> **AIM**:
Show each line of the data below that has the string "Theo" in it.

> **RECORDS SHOWN**:
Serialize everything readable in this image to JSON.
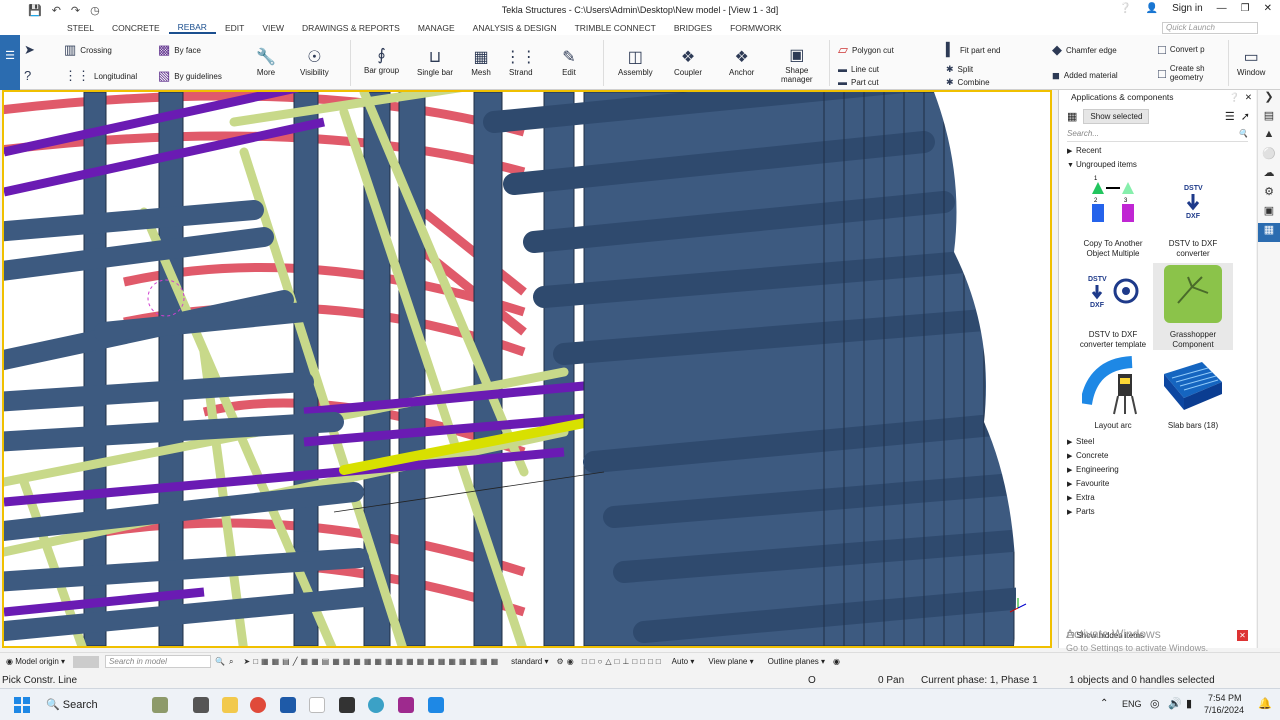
{
  "window": {
    "title": "Tekla Structures - C:\\Users\\Admin\\Desktop\\New model - [View 1 - 3d]",
    "sign_in": "Sign in"
  },
  "menu": {
    "items": [
      "STEEL",
      "CONCRETE",
      "REBAR",
      "EDIT",
      "VIEW",
      "DRAWINGS & REPORTS",
      "MANAGE",
      "ANALYSIS & DESIGN",
      "TRIMBLE CONNECT",
      "BRIDGES",
      "FORMWORK"
    ],
    "active": "REBAR",
    "quick_launch": "Quick Launch"
  },
  "ribbon": {
    "crossing": "Crossing",
    "longitudinal": "Longitudinal",
    "by_face": "By face",
    "by_guidelines": "By guidelines",
    "more": "More",
    "visibility": "Visibility",
    "bar_group": "Bar group",
    "single_bar": "Single bar",
    "mesh": "Mesh",
    "strand": "Strand",
    "edit": "Edit",
    "assembly": "Assembly",
    "coupler": "Coupler",
    "anchor": "Anchor",
    "shape_manager_1": "Shape",
    "shape_manager_2": "manager",
    "polygon_cut": "Polygon cut",
    "line_cut": "Line cut",
    "part_cut": "Part cut",
    "fit_part_end": "Fit part end",
    "split": "Split",
    "combine": "Combine",
    "chamfer_edge": "Chamfer edge",
    "added_material": "Added material",
    "convert": "Convert p",
    "create_1": "Create sh",
    "create_2": "geometry",
    "window": "Window"
  },
  "panel": {
    "title": "Applications & components",
    "show_selected": "Show selected",
    "search_placeholder": "Search...",
    "recent": "Recent",
    "ungrouped": "Ungrouped items",
    "items": [
      {
        "label1": "Copy To Another",
        "label2": "Object Multiple"
      },
      {
        "label1": "DSTV to DXF",
        "label2": "converter"
      },
      {
        "label1": "DSTV to DXF",
        "label2": "converter template"
      },
      {
        "label1": "Grasshopper",
        "label2": "Component"
      },
      {
        "label1": "Layout arc",
        "label2": ""
      },
      {
        "label1": "Slab bars (18)",
        "label2": ""
      }
    ],
    "thumb_text": {
      "dstv": "DSTV",
      "dxf": "DXF",
      "num1": "1",
      "num2": "2",
      "num3": "3"
    },
    "groups": [
      "Steel",
      "Concrete",
      "Engineering",
      "Favourite",
      "Extra",
      "Parts"
    ],
    "show_hidden": "Show hidden items",
    "watermark_1": "Activate Windows",
    "watermark_2": "Go to Settings to activate Windows."
  },
  "bottombar": {
    "model_origin": "Model origin",
    "search_placeholder": "Search in model",
    "standard": "standard",
    "auto": "Auto",
    "view_plane": "View plane",
    "outline_planes": "Outline planes"
  },
  "status": {
    "prompt": "Pick Constr. Line",
    "o": "O",
    "pan": "0  Pan",
    "phase": "Current phase: 1, Phase 1",
    "selection": "1 objects and 0 handles selected"
  },
  "taskbar": {
    "search": "Search",
    "lang": "ENG",
    "time": "7:54 PM",
    "date": "7/16/2024"
  },
  "colors": {
    "bar_blue": "#3d5a80",
    "bar_purple": "#6a1bb3",
    "bar_green": "#c8d98a",
    "bar_red": "#e05a6a",
    "highlight": "#d8e000",
    "frame": "#f0c000",
    "accent": "#1b4f8f"
  }
}
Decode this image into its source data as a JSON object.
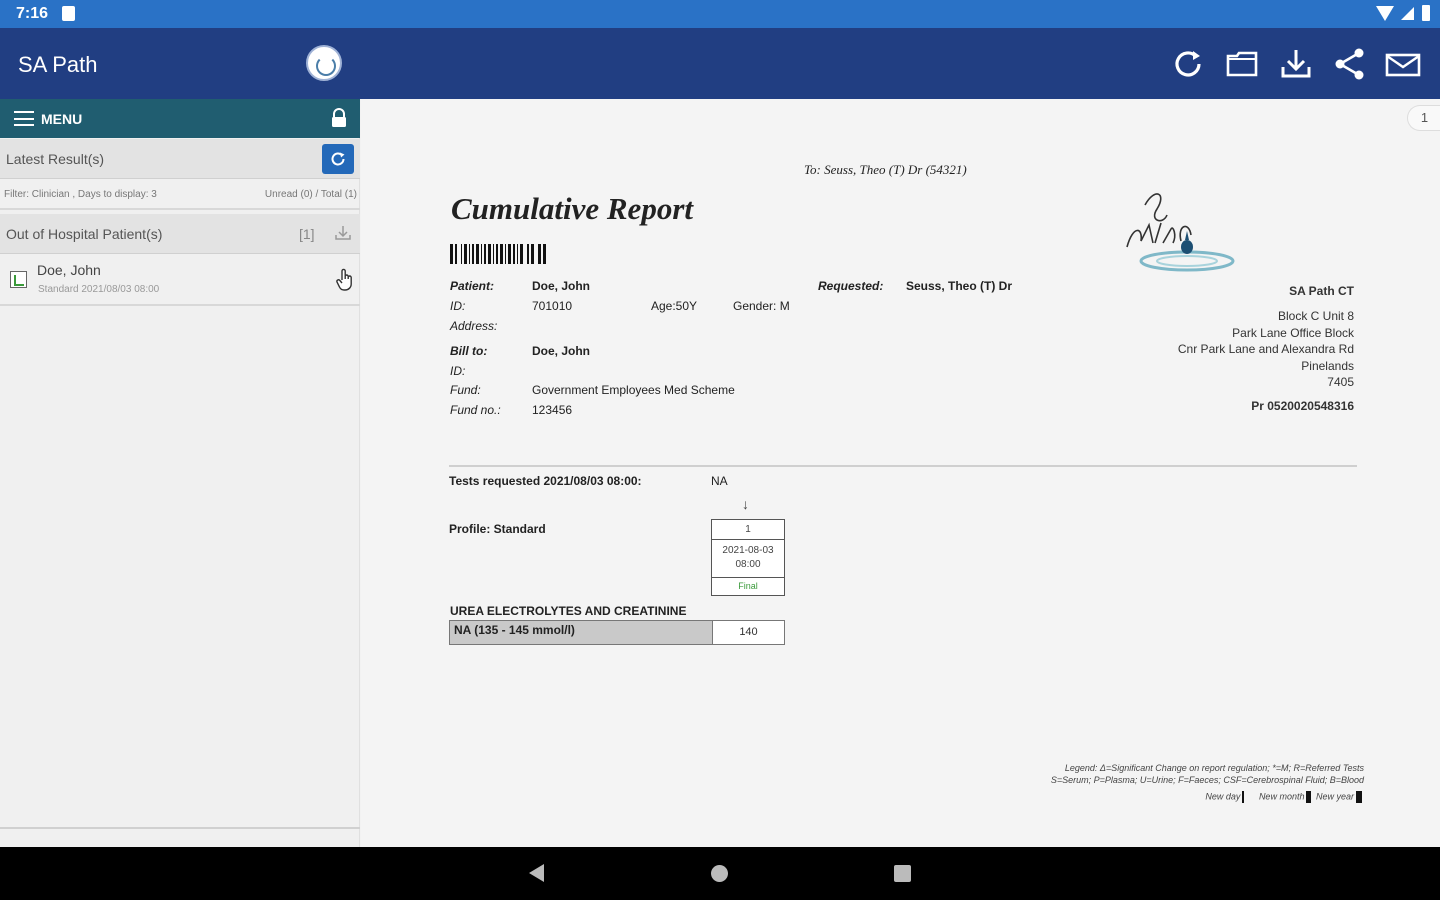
{
  "status_bar": {
    "time": "7:16"
  },
  "app_bar": {
    "title": "SA Path",
    "icons": [
      "refresh-icon",
      "folder-icon",
      "download-icon",
      "share-icon",
      "mail-icon"
    ]
  },
  "sidebar": {
    "menu_label": "MENU",
    "latest_results": "Latest Result(s)",
    "filter_text": "Filter: Clinician , Days to display: 3",
    "counts_text": "Unread (0) / Total (1)",
    "out_of_hospital": "Out of Hospital Patient(s)",
    "out_of_hospital_count": "[1]",
    "patient": {
      "name": "Doe, John",
      "detail": "Standard 2021/08/03 08:00"
    }
  },
  "report": {
    "page_number": "1",
    "to_line": "To: Seuss, Theo (T) Dr (54321)",
    "title": "Cumulative Report",
    "patient_label": "Patient:",
    "patient_value": "Doe, John",
    "requested_label": "Requested:",
    "requested_value": "Seuss, Theo (T) Dr",
    "id_label": "ID:",
    "id_value": "701010",
    "age": "Age:50Y",
    "gender": "Gender: M",
    "address_label": "Address:",
    "bill_to_label": "Bill to:",
    "bill_to_value": "Doe, John",
    "bill_id_label": "ID:",
    "fund_label": "Fund:",
    "fund_value": "Government Employees Med Scheme",
    "fund_no_label": "Fund no.:",
    "fund_no_value": "123456",
    "lab": {
      "name": "SA Path CT",
      "address_lines": [
        "Block C Unit 8",
        "Park Lane Office Block",
        "Cnr Park Lane and Alexandra Rd",
        "Pinelands",
        "7405"
      ],
      "practice_no": "Pr 0520020548316"
    },
    "tests_requested": "Tests requested 2021/08/03 08:00:",
    "tests_requested_value": "NA",
    "arrow": "↓",
    "profile": "Profile: Standard",
    "column": {
      "number": "1",
      "date": "2021-08-03",
      "time": "08:00",
      "status": "Final"
    },
    "section": "UREA ELECTROLYTES AND CREATININE",
    "result": {
      "test": "NA (135 - 145 mmol/l)",
      "value": "140"
    },
    "legend": {
      "line1": "Legend: Δ=Significant Change on report regulation; *=M; R=Referred Tests",
      "line2": "S=Serum; P=Plasma; U=Urine; F=Faeces; CSF=Cerebrospinal Fluid; B=Blood",
      "new_day": "New day",
      "new_month": "New month",
      "new_year": "New year"
    }
  },
  "colors": {
    "status_bar": "#2a72c6",
    "app_bar": "#213e82",
    "menu_bar": "#205d70",
    "refresh_button": "#2469b9",
    "final_status": "#3a9a3a"
  }
}
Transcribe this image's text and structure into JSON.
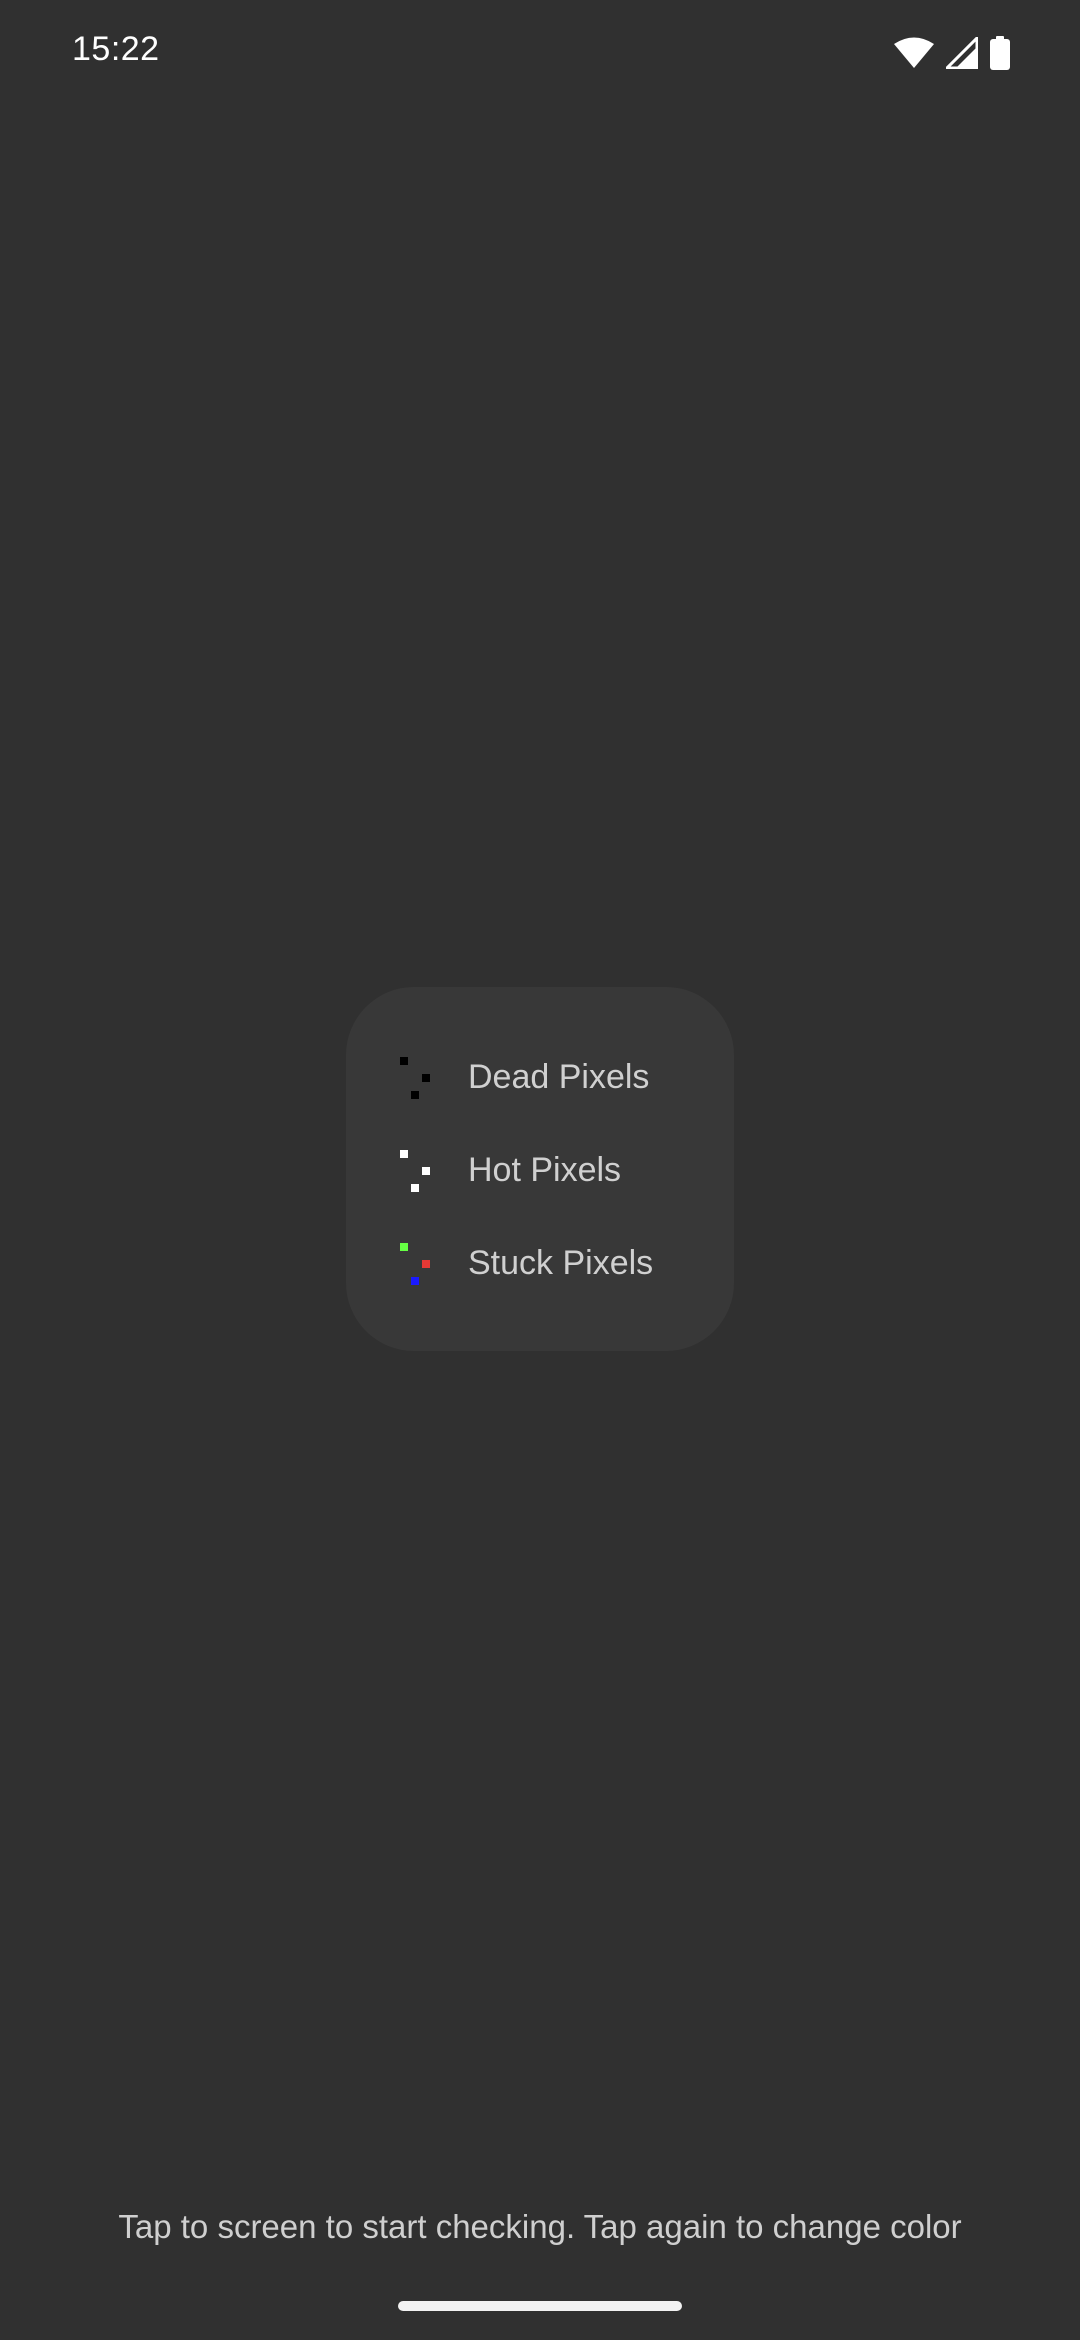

> **TASK RESPONSE**:
    "to_line": "To: Seuss, Theo (T) Dr (54321)",
    "requested_value": "Seuss, Theo (T) Dr",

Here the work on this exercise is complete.